Data tied to figure images:
-- BEGIN --
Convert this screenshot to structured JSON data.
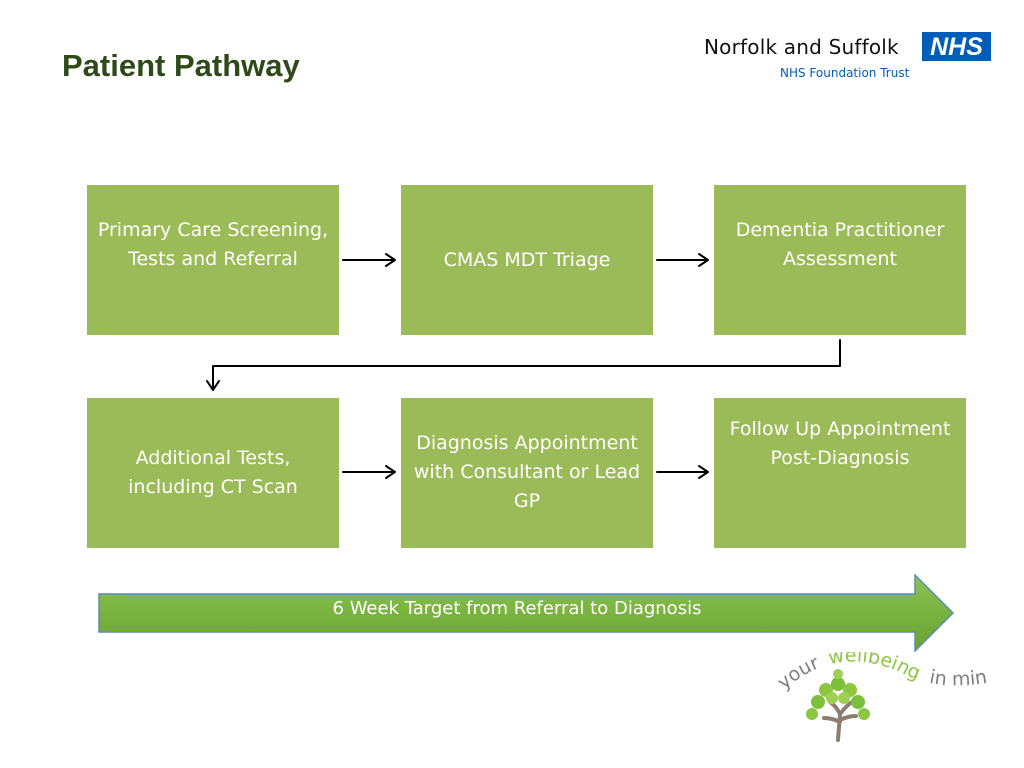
{
  "header": {
    "title": "Patient Pathway",
    "org_name": "Norfolk and Suffolk",
    "org_sub": "NHS Foundation Trust",
    "nhs_logo_text": "NHS"
  },
  "pathway": {
    "steps": [
      {
        "label": "Primary Care Screening, Tests and Referral"
      },
      {
        "label": "CMAS MDT Triage"
      },
      {
        "label": "Dementia Practitioner Assessment"
      },
      {
        "label": "Additional Tests, including CT Scan"
      },
      {
        "label": "Diagnosis Appointment with Consultant or Lead GP"
      },
      {
        "label": "Follow Up Appointment Post-Diagnosis"
      }
    ],
    "target_banner": "6 Week Target from Referral to Diagnosis"
  },
  "footer_logo": {
    "text_your": "your",
    "text_wellbeing": "wellbeing",
    "text_in_mind": "in mind"
  },
  "colors": {
    "title": "#2d4a18",
    "box_fill": "#9bbb59",
    "banner_fill": "#7ab33f",
    "nhs_blue": "#005eb8"
  }
}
-- END --
*Problem to work on*:
Extract the text of all the records above verbatim, excluding pictures.

*Correct answer*:
Convert this screenshot to structured JSON data.
{
  "header": {
    "title": "Patient Pathway",
    "org_name": "Norfolk and Suffolk",
    "org_sub": "NHS Foundation Trust",
    "nhs_logo_text": "NHS"
  },
  "pathway": {
    "steps": [
      {
        "label": "Primary Care Screening, Tests and Referral"
      },
      {
        "label": "CMAS MDT Triage"
      },
      {
        "label": "Dementia Practitioner Assessment"
      },
      {
        "label": "Additional Tests, including CT Scan"
      },
      {
        "label": "Diagnosis Appointment with Consultant or Lead GP"
      },
      {
        "label": "Follow Up Appointment Post-Diagnosis"
      }
    ],
    "target_banner": "6 Week Target from Referral to Diagnosis"
  },
  "footer_logo": {
    "text_your": "your",
    "text_wellbeing": "wellbeing",
    "text_in_mind": "in mind"
  },
  "colors": {
    "title": "#2d4a18",
    "box_fill": "#9bbb59",
    "banner_fill": "#7ab33f",
    "nhs_blue": "#005eb8"
  }
}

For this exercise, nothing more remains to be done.